:: What the exercise asks ::
Write out the records word for word, with no pictures.

:: Supplied material ::
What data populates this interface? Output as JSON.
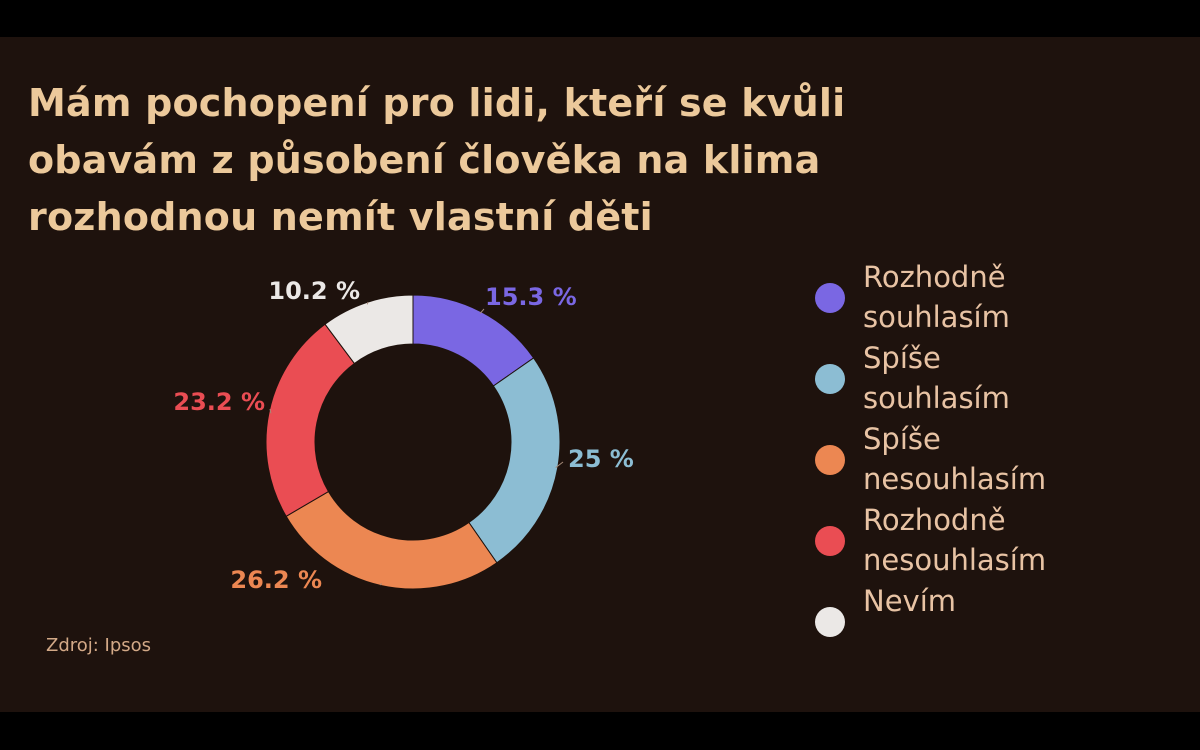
{
  "title_lines": [
    "Mám pochopení pro lidi, kteří se kvůli",
    "obavám z působení člověka na klima",
    "rozhodnou nemít vlastní děti"
  ],
  "source": "Zdroj: Ipsos",
  "chart_data": {
    "type": "pie",
    "donut": true,
    "title": "Mám pochopení pro lidi, kteří se kvůli obavám z působení člověka na klima rozhodnou nemít vlastní děti",
    "legend_position": "right",
    "slices": [
      {
        "name": "Rozhodně souhlasím",
        "value": 15.3,
        "label": "15.3 %",
        "color": "#7a67e3"
      },
      {
        "name": "Spíše souhlasím",
        "value": 25,
        "label": "25 %",
        "color": "#8cbdd3"
      },
      {
        "name": "Spíše nesouhlasím",
        "value": 26.2,
        "label": "26.2 %",
        "color": "#ec8752"
      },
      {
        "name": "Rozhodně nesouhlasím",
        "value": 23.2,
        "label": "23.2 %",
        "color": "#ea4d53"
      },
      {
        "name": "Nevím",
        "value": 10.2,
        "label": "10.2 %",
        "color": "#ebe8e6"
      }
    ]
  },
  "legend": [
    {
      "lines": [
        "Rozhodně",
        "souhlasím"
      ],
      "color": "#7a67e3"
    },
    {
      "lines": [
        "Spíše",
        "souhlasím"
      ],
      "color": "#8cbdd3"
    },
    {
      "lines": [
        "Spíše",
        "nesouhlasím"
      ],
      "color": "#ec8752"
    },
    {
      "lines": [
        "Rozhodně",
        "nesouhlasím"
      ],
      "color": "#ea4d53"
    },
    {
      "lines": [
        "Nevím"
      ],
      "color": "#ebe8e6"
    }
  ]
}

:: Response ::
What data populates this interface? Output as JSON.
{
  "title_lines": [
    "Mám pochopení pro lidi, kteří se kvůli",
    "obavám z působení člověka na klima",
    "rozhodnou nemít vlastní děti"
  ],
  "source": "Zdroj: Ipsos",
  "chart_data": {
    "type": "pie",
    "donut": true,
    "title": "Mám pochopení pro lidi, kteří se kvůli obavám z působení člověka na klima rozhodnou nemít vlastní děti",
    "legend_position": "right",
    "slices": [
      {
        "name": "Rozhodně souhlasím",
        "value": 15.3,
        "label": "15.3 %",
        "color": "#7a67e3"
      },
      {
        "name": "Spíše souhlasím",
        "value": 25,
        "label": "25 %",
        "color": "#8cbdd3"
      },
      {
        "name": "Spíše nesouhlasím",
        "value": 26.2,
        "label": "26.2 %",
        "color": "#ec8752"
      },
      {
        "name": "Rozhodně nesouhlasím",
        "value": 23.2,
        "label": "23.2 %",
        "color": "#ea4d53"
      },
      {
        "name": "Nevím",
        "value": 10.2,
        "label": "10.2 %",
        "color": "#ebe8e6"
      }
    ]
  },
  "legend": [
    {
      "lines": [
        "Rozhodně",
        "souhlasím"
      ],
      "color": "#7a67e3"
    },
    {
      "lines": [
        "Spíše",
        "souhlasím"
      ],
      "color": "#8cbdd3"
    },
    {
      "lines": [
        "Spíše",
        "nesouhlasím"
      ],
      "color": "#ec8752"
    },
    {
      "lines": [
        "Rozhodně",
        "nesouhlasím"
      ],
      "color": "#ea4d53"
    },
    {
      "lines": [
        "Nevím"
      ],
      "color": "#ebe8e6"
    }
  ]
}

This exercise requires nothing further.